Data listing
[start]
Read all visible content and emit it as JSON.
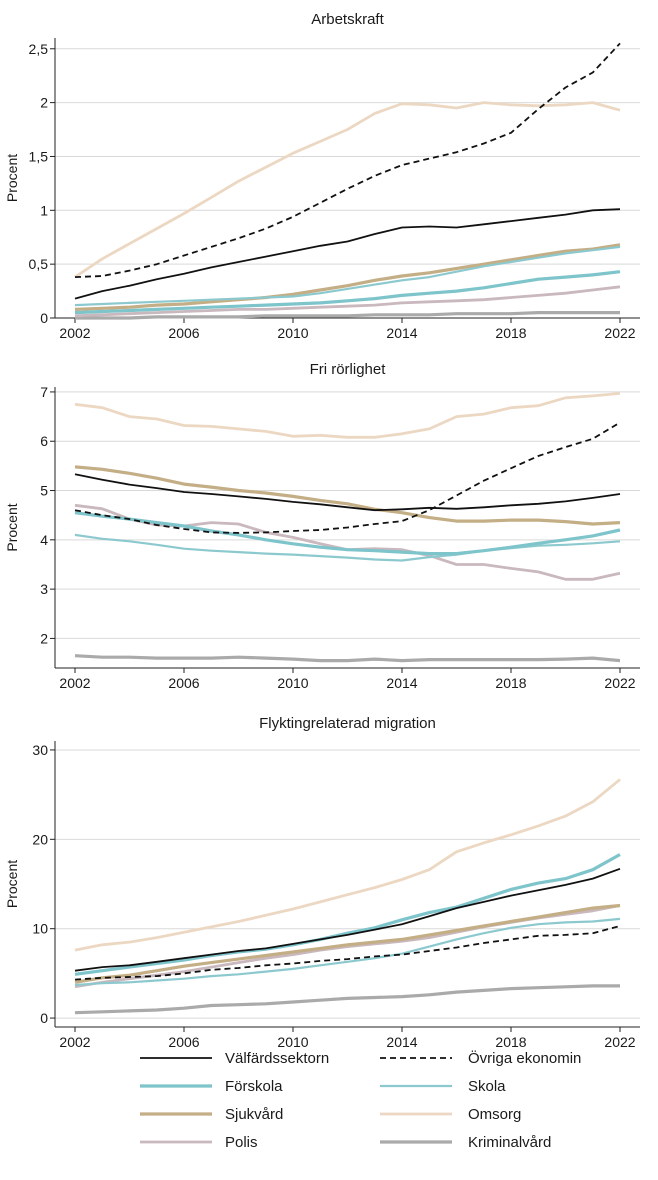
{
  "chart_data": [
    {
      "type": "line",
      "title": "Arbetskraft",
      "xlabel": "",
      "ylabel": "Procent",
      "xlim": [
        2002,
        2022
      ],
      "ylim": [
        0,
        2.6
      ],
      "xticks": [
        2002,
        2006,
        2010,
        2014,
        2018,
        2022
      ],
      "yticks": [
        0,
        0.5,
        1,
        1.5,
        2,
        2.5
      ],
      "ytick_labels": [
        "0",
        "0,5",
        "1",
        "1,5",
        "2",
        "2,5"
      ],
      "x": [
        2002,
        2003,
        2004,
        2005,
        2006,
        2007,
        2008,
        2009,
        2010,
        2011,
        2012,
        2013,
        2014,
        2015,
        2016,
        2017,
        2018,
        2019,
        2020,
        2021,
        2022
      ],
      "series": [
        {
          "key": "valfard",
          "values": [
            0.18,
            0.25,
            0.3,
            0.36,
            0.41,
            0.47,
            0.52,
            0.57,
            0.62,
            0.67,
            0.71,
            0.78,
            0.84,
            0.85,
            0.84,
            0.87,
            0.9,
            0.93,
            0.96,
            1.0,
            1.01
          ]
        },
        {
          "key": "ovriga",
          "values": [
            0.38,
            0.39,
            0.44,
            0.5,
            0.58,
            0.66,
            0.74,
            0.83,
            0.94,
            1.07,
            1.2,
            1.32,
            1.42,
            1.48,
            1.54,
            1.62,
            1.72,
            1.94,
            2.14,
            2.28,
            2.55
          ]
        },
        {
          "key": "forskola",
          "values": [
            0.05,
            0.06,
            0.07,
            0.08,
            0.09,
            0.1,
            0.11,
            0.12,
            0.13,
            0.14,
            0.16,
            0.18,
            0.21,
            0.23,
            0.25,
            0.28,
            0.32,
            0.36,
            0.38,
            0.4,
            0.43
          ]
        },
        {
          "key": "skola",
          "values": [
            0.12,
            0.13,
            0.14,
            0.15,
            0.16,
            0.17,
            0.18,
            0.19,
            0.2,
            0.23,
            0.27,
            0.31,
            0.35,
            0.38,
            0.43,
            0.48,
            0.52,
            0.56,
            0.6,
            0.63,
            0.66
          ]
        },
        {
          "key": "sjukvard",
          "values": [
            0.08,
            0.09,
            0.1,
            0.12,
            0.13,
            0.15,
            0.17,
            0.19,
            0.22,
            0.26,
            0.3,
            0.35,
            0.39,
            0.42,
            0.46,
            0.5,
            0.54,
            0.58,
            0.62,
            0.64,
            0.68
          ]
        },
        {
          "key": "omsorg",
          "values": [
            0.38,
            0.55,
            0.69,
            0.83,
            0.97,
            1.12,
            1.27,
            1.4,
            1.53,
            1.64,
            1.75,
            1.9,
            1.99,
            1.98,
            1.95,
            2.0,
            1.98,
            1.97,
            1.98,
            2.0,
            1.93
          ]
        },
        {
          "key": "polis",
          "values": [
            0.02,
            0.03,
            0.04,
            0.05,
            0.06,
            0.07,
            0.08,
            0.08,
            0.09,
            0.1,
            0.11,
            0.12,
            0.14,
            0.15,
            0.16,
            0.17,
            0.19,
            0.21,
            0.23,
            0.26,
            0.29
          ]
        },
        {
          "key": "kriminal",
          "values": [
            0.0,
            0.0,
            0.0,
            0.01,
            0.01,
            0.01,
            0.01,
            0.02,
            0.02,
            0.02,
            0.02,
            0.03,
            0.03,
            0.03,
            0.04,
            0.04,
            0.04,
            0.05,
            0.05,
            0.05,
            0.05
          ]
        }
      ]
    },
    {
      "type": "line",
      "title": "Fri rörlighet",
      "xlabel": "",
      "ylabel": "Procent",
      "xlim": [
        2002,
        2022
      ],
      "ylim": [
        1.4,
        7.1
      ],
      "xticks": [
        2002,
        2006,
        2010,
        2014,
        2018,
        2022
      ],
      "yticks": [
        2,
        3,
        4,
        5,
        6,
        7
      ],
      "ytick_labels": [
        "2",
        "3",
        "4",
        "5",
        "6",
        "7"
      ],
      "x": [
        2002,
        2003,
        2004,
        2005,
        2006,
        2007,
        2008,
        2009,
        2010,
        2011,
        2012,
        2013,
        2014,
        2015,
        2016,
        2017,
        2018,
        2019,
        2020,
        2021,
        2022
      ],
      "series": [
        {
          "key": "valfard",
          "values": [
            5.33,
            5.22,
            5.12,
            5.05,
            4.97,
            4.93,
            4.88,
            4.83,
            4.77,
            4.72,
            4.66,
            4.6,
            4.62,
            4.65,
            4.63,
            4.66,
            4.7,
            4.73,
            4.78,
            4.85,
            4.93
          ]
        },
        {
          "key": "ovriga",
          "values": [
            4.6,
            4.5,
            4.42,
            4.3,
            4.22,
            4.15,
            4.14,
            4.15,
            4.18,
            4.2,
            4.25,
            4.32,
            4.38,
            4.6,
            4.9,
            5.2,
            5.45,
            5.7,
            5.88,
            6.05,
            6.38
          ]
        },
        {
          "key": "forskola",
          "values": [
            4.55,
            4.48,
            4.42,
            4.35,
            4.28,
            4.18,
            4.1,
            4.0,
            3.92,
            3.85,
            3.8,
            3.78,
            3.75,
            3.72,
            3.72,
            3.78,
            3.85,
            3.93,
            4.0,
            4.08,
            4.2
          ]
        },
        {
          "key": "skola",
          "values": [
            4.1,
            4.02,
            3.97,
            3.9,
            3.82,
            3.78,
            3.75,
            3.72,
            3.7,
            3.67,
            3.64,
            3.6,
            3.58,
            3.65,
            3.7,
            3.78,
            3.83,
            3.88,
            3.9,
            3.93,
            3.97
          ]
        },
        {
          "key": "sjukvard",
          "values": [
            5.48,
            5.43,
            5.35,
            5.25,
            5.13,
            5.07,
            5.0,
            4.95,
            4.88,
            4.8,
            4.73,
            4.62,
            4.55,
            4.45,
            4.38,
            4.38,
            4.4,
            4.4,
            4.37,
            4.32,
            4.35
          ]
        },
        {
          "key": "omsorg",
          "values": [
            6.75,
            6.68,
            6.5,
            6.45,
            6.32,
            6.3,
            6.25,
            6.2,
            6.1,
            6.12,
            6.08,
            6.08,
            6.15,
            6.25,
            6.5,
            6.55,
            6.68,
            6.72,
            6.88,
            6.92,
            6.97
          ]
        },
        {
          "key": "polis",
          "values": [
            4.7,
            4.63,
            4.42,
            4.3,
            4.28,
            4.35,
            4.32,
            4.15,
            4.05,
            3.92,
            3.8,
            3.82,
            3.8,
            3.68,
            3.5,
            3.5,
            3.42,
            3.35,
            3.2,
            3.2,
            3.32
          ]
        },
        {
          "key": "kriminal",
          "values": [
            1.65,
            1.62,
            1.62,
            1.6,
            1.6,
            1.6,
            1.62,
            1.6,
            1.58,
            1.55,
            1.55,
            1.58,
            1.55,
            1.57,
            1.57,
            1.57,
            1.57,
            1.57,
            1.58,
            1.6,
            1.55
          ]
        }
      ]
    },
    {
      "type": "line",
      "title": "Flyktingrelaterad migration",
      "xlabel": "",
      "ylabel": "Procent",
      "xlim": [
        2002,
        2022
      ],
      "ylim": [
        -1,
        31
      ],
      "xticks": [
        2002,
        2006,
        2010,
        2014,
        2018,
        2022
      ],
      "yticks": [
        0,
        10,
        20,
        30
      ],
      "ytick_labels": [
        "0",
        "10",
        "20",
        "30"
      ],
      "x": [
        2002,
        2003,
        2004,
        2005,
        2006,
        2007,
        2008,
        2009,
        2010,
        2011,
        2012,
        2013,
        2014,
        2015,
        2016,
        2017,
        2018,
        2019,
        2020,
        2021,
        2022
      ],
      "series": [
        {
          "key": "valfard",
          "values": [
            5.3,
            5.7,
            5.9,
            6.3,
            6.7,
            7.1,
            7.5,
            7.8,
            8.3,
            8.8,
            9.3,
            9.9,
            10.5,
            11.4,
            12.3,
            13.0,
            13.7,
            14.3,
            14.9,
            15.6,
            16.7
          ]
        },
        {
          "key": "ovriga",
          "values": [
            4.3,
            4.5,
            4.6,
            4.7,
            5.0,
            5.4,
            5.6,
            5.9,
            6.1,
            6.4,
            6.6,
            6.9,
            7.1,
            7.5,
            7.9,
            8.4,
            8.8,
            9.2,
            9.3,
            9.5,
            10.3
          ]
        },
        {
          "key": "forskola",
          "values": [
            4.9,
            5.3,
            5.7,
            6.1,
            6.5,
            7.0,
            7.4,
            7.7,
            8.2,
            8.8,
            9.5,
            10.1,
            11.0,
            11.8,
            12.4,
            13.4,
            14.4,
            15.1,
            15.6,
            16.6,
            18.3
          ]
        },
        {
          "key": "skola",
          "values": [
            3.7,
            3.9,
            4.0,
            4.2,
            4.4,
            4.7,
            4.9,
            5.2,
            5.5,
            5.9,
            6.3,
            6.7,
            7.2,
            8.0,
            8.8,
            9.5,
            10.1,
            10.5,
            10.7,
            10.8,
            11.1
          ]
        },
        {
          "key": "sjukvard",
          "values": [
            4.0,
            4.5,
            4.8,
            5.3,
            5.8,
            6.2,
            6.6,
            7.0,
            7.4,
            7.8,
            8.2,
            8.5,
            8.8,
            9.3,
            9.8,
            10.3,
            10.8,
            11.3,
            11.8,
            12.3,
            12.6
          ]
        },
        {
          "key": "omsorg",
          "values": [
            7.6,
            8.2,
            8.5,
            9.0,
            9.6,
            10.2,
            10.8,
            11.5,
            12.2,
            13.0,
            13.8,
            14.6,
            15.5,
            16.6,
            18.6,
            19.6,
            20.5,
            21.5,
            22.6,
            24.2,
            26.7
          ]
        },
        {
          "key": "polis",
          "values": [
            3.5,
            4.0,
            4.4,
            4.8,
            5.2,
            5.7,
            6.2,
            6.7,
            7.1,
            7.6,
            8.0,
            8.3,
            8.6,
            9.0,
            9.6,
            10.2,
            10.7,
            11.2,
            11.6,
            12.0,
            12.6
          ]
        },
        {
          "key": "kriminal",
          "values": [
            0.6,
            0.7,
            0.8,
            0.9,
            1.1,
            1.4,
            1.5,
            1.6,
            1.8,
            2.0,
            2.2,
            2.3,
            2.4,
            2.6,
            2.9,
            3.1,
            3.3,
            3.4,
            3.5,
            3.6,
            3.6
          ]
        }
      ]
    }
  ],
  "legend": {
    "items": [
      {
        "key": "valfard",
        "label": "Välfärdssektorn"
      },
      {
        "key": "ovriga",
        "label": "Övriga ekonomin"
      },
      {
        "key": "forskola",
        "label": "Förskola"
      },
      {
        "key": "skola",
        "label": "Skola"
      },
      {
        "key": "sjukvard",
        "label": "Sjukvård"
      },
      {
        "key": "omsorg",
        "label": "Omsorg"
      },
      {
        "key": "polis",
        "label": "Polis"
      },
      {
        "key": "kriminal",
        "label": "Kriminalvård"
      }
    ]
  },
  "series_styles": {
    "valfard": {
      "color": "#111111",
      "dash": ""
    },
    "ovriga": {
      "color": "#111111",
      "dash": "6,4"
    },
    "forskola": {
      "color": "#7ec4cb",
      "dash": ""
    },
    "skola": {
      "color": "#8cc9cf",
      "dash": ""
    },
    "sjukvard": {
      "color": "#c4ae86",
      "dash": ""
    },
    "omsorg": {
      "color": "#ecd8c2",
      "dash": ""
    },
    "polis": {
      "color": "#c9b8bd",
      "dash": ""
    },
    "kriminal": {
      "color": "#aaaaaa",
      "dash": ""
    }
  }
}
[end]
### Short task
Check each line of the records for the word "title", and show the lines that contain it.

### Exercise solution
      "title": "Arbetskraft",
      "title": "Fri rörlighet",
      "title": "Flyktingrelaterad migration",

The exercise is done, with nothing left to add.